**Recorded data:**

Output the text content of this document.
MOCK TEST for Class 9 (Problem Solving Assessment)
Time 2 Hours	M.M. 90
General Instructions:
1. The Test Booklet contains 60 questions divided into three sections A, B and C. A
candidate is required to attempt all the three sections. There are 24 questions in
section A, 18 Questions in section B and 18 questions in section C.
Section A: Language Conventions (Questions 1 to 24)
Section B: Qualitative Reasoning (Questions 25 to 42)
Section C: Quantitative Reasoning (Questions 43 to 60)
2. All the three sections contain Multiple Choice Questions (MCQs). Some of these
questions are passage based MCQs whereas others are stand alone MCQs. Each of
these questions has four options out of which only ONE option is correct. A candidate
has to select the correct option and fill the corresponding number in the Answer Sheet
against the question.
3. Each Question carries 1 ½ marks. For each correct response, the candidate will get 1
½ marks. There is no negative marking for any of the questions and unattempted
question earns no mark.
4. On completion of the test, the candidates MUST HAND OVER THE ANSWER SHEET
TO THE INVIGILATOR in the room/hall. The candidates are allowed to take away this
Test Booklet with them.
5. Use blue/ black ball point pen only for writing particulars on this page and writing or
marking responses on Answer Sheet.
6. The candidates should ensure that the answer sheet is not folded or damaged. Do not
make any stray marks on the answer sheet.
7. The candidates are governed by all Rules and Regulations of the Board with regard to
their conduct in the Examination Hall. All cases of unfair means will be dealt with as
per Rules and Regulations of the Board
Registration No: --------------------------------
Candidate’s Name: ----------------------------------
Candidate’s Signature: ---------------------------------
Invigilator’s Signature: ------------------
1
--
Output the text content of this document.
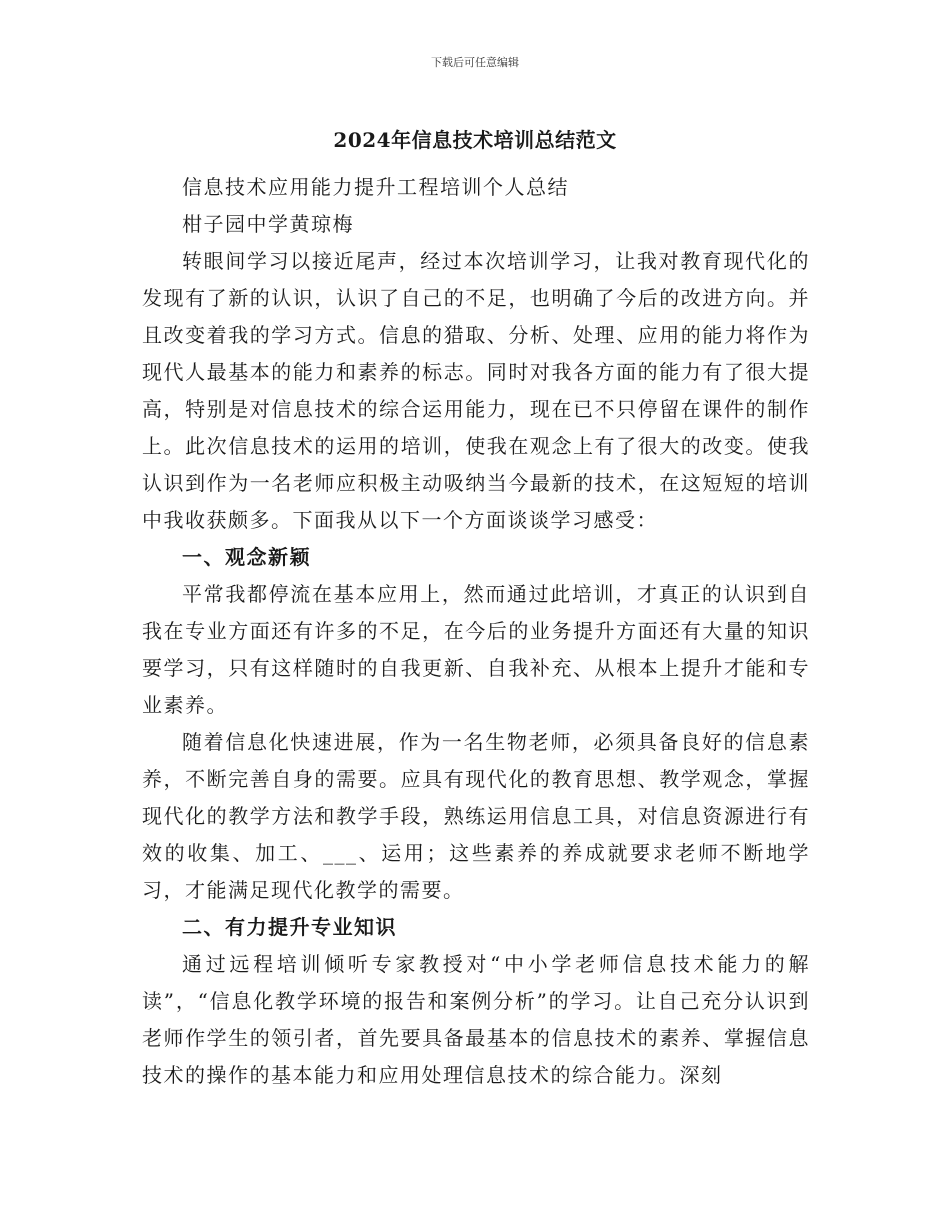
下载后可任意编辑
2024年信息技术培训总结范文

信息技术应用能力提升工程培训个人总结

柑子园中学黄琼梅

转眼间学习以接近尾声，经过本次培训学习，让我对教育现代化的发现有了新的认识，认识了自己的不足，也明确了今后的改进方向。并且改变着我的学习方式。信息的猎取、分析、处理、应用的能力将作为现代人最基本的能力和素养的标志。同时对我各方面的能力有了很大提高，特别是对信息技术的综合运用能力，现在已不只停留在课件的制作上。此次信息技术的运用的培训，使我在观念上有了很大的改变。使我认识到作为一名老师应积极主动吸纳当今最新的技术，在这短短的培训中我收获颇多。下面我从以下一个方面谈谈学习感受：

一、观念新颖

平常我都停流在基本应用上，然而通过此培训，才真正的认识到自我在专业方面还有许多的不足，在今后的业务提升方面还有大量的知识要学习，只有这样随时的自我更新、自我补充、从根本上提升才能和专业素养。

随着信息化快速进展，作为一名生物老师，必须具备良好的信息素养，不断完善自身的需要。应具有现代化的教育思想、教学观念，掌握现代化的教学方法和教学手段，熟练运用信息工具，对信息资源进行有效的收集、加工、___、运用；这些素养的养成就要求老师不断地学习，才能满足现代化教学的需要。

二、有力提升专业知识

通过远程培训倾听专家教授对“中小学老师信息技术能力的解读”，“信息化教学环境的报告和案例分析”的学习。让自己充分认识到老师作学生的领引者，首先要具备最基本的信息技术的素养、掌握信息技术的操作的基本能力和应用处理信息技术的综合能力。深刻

**Exercise goal:**
Collect, from the material above, every line containing the word "marks".

**Task result:**
3. Each Question carries 1 ½ marks. For each correct response, the candidate will get 1
½ marks. There is no negative marking for any of the questions and unattempted
make any stray marks on the answer sheet.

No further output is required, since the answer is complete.